Identify every line in the records below that contains the word "houses", and copy each of those lines.
※
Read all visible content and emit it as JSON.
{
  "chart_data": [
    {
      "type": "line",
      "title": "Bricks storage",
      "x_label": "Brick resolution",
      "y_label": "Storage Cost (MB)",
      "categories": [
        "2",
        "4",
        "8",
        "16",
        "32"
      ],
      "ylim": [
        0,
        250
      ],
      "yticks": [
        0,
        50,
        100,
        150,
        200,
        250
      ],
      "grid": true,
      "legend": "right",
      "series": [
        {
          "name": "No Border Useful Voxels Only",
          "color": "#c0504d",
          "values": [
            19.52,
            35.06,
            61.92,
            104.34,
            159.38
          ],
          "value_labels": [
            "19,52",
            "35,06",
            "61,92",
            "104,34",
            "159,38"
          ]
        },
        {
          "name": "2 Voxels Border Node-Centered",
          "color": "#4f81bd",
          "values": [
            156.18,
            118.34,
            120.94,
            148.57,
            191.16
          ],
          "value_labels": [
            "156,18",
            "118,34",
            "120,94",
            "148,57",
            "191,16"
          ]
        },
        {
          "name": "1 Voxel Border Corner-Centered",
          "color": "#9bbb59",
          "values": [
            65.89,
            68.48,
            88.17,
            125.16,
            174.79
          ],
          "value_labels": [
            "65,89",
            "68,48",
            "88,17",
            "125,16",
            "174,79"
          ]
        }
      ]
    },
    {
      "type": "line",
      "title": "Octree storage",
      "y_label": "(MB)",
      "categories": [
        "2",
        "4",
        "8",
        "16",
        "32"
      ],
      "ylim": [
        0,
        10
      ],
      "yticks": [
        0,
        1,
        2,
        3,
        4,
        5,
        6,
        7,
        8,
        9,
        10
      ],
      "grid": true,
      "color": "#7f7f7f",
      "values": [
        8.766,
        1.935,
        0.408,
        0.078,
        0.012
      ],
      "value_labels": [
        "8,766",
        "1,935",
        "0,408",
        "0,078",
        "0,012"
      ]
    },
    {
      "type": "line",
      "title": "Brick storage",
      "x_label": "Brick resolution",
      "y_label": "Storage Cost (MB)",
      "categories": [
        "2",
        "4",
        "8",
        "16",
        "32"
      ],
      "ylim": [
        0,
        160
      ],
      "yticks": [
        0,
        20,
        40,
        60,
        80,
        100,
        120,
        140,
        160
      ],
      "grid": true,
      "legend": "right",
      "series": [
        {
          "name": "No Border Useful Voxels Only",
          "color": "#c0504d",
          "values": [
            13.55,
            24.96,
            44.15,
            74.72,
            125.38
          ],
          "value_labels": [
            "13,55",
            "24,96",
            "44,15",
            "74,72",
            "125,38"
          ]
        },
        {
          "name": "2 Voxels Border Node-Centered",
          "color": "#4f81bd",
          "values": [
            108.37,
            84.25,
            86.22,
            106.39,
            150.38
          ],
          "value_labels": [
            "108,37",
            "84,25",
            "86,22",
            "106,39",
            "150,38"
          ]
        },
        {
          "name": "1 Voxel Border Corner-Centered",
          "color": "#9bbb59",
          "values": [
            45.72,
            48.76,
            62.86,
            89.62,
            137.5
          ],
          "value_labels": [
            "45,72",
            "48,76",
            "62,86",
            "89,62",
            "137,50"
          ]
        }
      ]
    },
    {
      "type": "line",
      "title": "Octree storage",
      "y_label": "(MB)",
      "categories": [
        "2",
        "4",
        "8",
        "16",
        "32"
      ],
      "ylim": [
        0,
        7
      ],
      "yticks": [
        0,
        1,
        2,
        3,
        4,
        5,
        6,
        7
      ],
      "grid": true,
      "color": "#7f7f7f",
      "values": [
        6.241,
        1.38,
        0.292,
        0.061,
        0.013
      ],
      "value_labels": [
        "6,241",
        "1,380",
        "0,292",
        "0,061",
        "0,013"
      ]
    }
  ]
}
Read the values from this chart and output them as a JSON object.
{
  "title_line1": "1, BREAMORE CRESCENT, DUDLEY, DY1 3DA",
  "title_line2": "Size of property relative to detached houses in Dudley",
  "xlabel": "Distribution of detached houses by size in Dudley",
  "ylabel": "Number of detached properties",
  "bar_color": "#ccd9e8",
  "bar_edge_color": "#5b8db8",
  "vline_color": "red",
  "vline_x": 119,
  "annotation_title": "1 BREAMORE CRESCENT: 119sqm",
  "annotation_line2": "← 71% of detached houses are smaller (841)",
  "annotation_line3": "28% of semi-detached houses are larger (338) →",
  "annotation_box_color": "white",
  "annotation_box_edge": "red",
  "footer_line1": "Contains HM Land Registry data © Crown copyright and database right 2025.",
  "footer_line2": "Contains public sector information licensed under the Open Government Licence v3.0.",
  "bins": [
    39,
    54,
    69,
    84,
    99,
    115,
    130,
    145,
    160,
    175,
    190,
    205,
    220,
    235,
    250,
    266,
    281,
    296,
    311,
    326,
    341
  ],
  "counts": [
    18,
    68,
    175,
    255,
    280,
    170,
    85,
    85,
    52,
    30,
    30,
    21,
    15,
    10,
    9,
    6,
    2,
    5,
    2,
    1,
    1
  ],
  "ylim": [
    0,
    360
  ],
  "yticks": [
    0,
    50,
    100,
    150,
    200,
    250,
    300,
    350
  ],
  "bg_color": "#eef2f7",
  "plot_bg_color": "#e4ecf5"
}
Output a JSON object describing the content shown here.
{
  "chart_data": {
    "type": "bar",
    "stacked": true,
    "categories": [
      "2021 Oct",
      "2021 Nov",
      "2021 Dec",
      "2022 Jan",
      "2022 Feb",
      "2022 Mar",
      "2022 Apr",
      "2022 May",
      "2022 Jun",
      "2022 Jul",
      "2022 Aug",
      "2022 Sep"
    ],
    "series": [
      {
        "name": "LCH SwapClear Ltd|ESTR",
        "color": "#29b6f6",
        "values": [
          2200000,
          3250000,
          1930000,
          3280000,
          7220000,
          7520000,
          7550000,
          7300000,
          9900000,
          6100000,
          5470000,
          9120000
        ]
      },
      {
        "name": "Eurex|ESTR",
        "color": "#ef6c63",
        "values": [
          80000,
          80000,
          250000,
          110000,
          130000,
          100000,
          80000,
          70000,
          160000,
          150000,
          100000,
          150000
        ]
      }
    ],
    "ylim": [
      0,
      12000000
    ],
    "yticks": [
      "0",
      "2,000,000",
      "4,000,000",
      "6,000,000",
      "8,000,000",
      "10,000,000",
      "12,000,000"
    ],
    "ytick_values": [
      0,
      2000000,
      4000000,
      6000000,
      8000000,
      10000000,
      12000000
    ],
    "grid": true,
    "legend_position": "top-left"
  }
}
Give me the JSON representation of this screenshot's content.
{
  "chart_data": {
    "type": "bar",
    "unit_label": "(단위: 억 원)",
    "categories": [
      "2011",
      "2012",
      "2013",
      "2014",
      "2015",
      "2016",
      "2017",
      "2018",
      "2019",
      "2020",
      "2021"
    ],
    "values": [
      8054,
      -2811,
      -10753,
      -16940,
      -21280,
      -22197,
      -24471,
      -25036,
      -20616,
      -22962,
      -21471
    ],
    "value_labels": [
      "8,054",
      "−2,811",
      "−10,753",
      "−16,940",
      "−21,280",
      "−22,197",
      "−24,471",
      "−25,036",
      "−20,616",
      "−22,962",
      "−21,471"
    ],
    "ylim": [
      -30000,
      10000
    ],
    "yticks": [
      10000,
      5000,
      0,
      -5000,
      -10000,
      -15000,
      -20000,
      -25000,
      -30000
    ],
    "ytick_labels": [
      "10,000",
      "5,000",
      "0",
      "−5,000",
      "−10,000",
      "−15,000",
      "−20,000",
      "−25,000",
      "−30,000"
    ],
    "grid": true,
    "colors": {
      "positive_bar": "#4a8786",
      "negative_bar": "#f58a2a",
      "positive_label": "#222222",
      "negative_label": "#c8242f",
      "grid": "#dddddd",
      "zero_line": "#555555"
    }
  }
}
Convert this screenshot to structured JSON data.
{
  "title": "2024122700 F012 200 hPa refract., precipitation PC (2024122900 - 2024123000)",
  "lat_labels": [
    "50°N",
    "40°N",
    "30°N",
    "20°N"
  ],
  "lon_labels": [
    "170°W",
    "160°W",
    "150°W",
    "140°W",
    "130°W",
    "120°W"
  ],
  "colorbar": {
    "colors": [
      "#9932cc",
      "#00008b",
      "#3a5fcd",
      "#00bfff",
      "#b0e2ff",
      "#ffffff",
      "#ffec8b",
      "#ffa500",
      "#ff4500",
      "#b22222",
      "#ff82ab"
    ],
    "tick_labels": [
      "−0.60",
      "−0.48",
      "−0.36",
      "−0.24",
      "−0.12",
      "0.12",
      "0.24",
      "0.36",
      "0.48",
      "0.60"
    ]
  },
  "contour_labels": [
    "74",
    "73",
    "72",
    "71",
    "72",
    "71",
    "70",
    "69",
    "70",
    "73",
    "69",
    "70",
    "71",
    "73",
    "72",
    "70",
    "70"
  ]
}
※
§ **Task answer**:
  "title_line2": "Size of property relative to detached houses in Dudley",
  "xlabel": "Distribution of detached houses by size in Dudley",
  "annotation_line2": "← 71% of detached houses are smaller (841)",
  "annotation_line3": "28% of semi-detached houses are larger (338) →",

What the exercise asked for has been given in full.